— START OF Record list —

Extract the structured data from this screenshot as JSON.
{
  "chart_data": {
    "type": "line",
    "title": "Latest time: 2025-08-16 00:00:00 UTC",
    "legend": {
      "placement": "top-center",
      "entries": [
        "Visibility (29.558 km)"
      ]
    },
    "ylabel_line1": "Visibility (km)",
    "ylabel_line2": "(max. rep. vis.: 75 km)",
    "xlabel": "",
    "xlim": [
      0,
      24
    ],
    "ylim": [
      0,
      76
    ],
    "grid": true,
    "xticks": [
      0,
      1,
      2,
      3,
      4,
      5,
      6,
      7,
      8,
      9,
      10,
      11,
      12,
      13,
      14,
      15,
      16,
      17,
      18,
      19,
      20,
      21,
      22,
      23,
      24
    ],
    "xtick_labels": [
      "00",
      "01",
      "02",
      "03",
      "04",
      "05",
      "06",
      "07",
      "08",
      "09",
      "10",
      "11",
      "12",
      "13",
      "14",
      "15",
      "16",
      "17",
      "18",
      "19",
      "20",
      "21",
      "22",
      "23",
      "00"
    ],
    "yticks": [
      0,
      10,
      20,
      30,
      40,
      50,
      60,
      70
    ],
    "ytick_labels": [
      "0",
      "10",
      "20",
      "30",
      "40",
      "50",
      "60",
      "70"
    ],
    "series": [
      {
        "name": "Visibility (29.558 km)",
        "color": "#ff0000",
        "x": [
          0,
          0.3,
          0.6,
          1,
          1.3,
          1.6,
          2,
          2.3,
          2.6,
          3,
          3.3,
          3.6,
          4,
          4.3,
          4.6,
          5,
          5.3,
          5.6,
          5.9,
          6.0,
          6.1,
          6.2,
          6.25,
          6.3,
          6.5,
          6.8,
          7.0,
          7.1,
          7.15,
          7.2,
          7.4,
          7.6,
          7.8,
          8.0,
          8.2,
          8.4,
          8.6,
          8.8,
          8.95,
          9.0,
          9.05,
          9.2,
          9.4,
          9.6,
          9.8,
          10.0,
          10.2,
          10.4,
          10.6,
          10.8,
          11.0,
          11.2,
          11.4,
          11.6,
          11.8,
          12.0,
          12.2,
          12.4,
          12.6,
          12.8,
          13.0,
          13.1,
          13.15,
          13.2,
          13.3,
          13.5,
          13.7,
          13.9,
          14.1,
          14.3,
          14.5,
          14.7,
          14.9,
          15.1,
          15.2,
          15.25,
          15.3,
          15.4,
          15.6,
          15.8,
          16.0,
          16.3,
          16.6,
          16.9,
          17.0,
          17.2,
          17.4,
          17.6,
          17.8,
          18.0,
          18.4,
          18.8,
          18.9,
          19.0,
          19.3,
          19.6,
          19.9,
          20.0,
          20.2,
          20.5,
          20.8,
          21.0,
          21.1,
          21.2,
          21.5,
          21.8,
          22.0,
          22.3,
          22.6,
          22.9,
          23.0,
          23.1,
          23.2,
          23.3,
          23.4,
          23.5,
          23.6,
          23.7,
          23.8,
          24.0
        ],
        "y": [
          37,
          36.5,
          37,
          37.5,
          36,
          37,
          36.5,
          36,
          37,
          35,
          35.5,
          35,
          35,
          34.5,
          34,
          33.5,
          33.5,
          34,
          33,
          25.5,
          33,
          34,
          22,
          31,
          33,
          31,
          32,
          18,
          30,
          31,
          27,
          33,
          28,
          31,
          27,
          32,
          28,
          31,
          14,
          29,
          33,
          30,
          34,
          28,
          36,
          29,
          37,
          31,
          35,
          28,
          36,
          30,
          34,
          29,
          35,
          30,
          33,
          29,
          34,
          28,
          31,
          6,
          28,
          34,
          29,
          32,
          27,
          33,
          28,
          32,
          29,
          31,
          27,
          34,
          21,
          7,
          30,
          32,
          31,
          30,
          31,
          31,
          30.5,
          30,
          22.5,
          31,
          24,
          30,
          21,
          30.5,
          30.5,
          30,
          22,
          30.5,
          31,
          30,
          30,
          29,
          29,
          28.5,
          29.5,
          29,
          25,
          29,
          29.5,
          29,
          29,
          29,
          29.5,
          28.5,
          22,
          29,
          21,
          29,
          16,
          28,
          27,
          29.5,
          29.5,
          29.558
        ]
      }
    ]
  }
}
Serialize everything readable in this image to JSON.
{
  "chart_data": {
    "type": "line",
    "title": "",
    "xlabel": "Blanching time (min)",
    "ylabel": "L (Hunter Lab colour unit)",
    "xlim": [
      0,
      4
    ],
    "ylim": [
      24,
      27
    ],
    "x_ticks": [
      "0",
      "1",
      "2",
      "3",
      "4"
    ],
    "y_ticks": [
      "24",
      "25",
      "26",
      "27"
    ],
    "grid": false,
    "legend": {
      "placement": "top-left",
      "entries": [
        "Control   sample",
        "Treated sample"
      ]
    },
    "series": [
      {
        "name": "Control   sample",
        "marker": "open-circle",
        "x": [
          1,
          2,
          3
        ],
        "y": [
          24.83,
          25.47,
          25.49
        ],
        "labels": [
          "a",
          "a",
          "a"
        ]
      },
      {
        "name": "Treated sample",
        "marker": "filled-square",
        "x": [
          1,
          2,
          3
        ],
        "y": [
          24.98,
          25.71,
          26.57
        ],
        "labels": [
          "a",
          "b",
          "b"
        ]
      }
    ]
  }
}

— END OF Record list —

What is required - Check each line of the entries above, and show every one holding the word "Control".

Reply -
        "Control   sample",
        "name": "Control   sample",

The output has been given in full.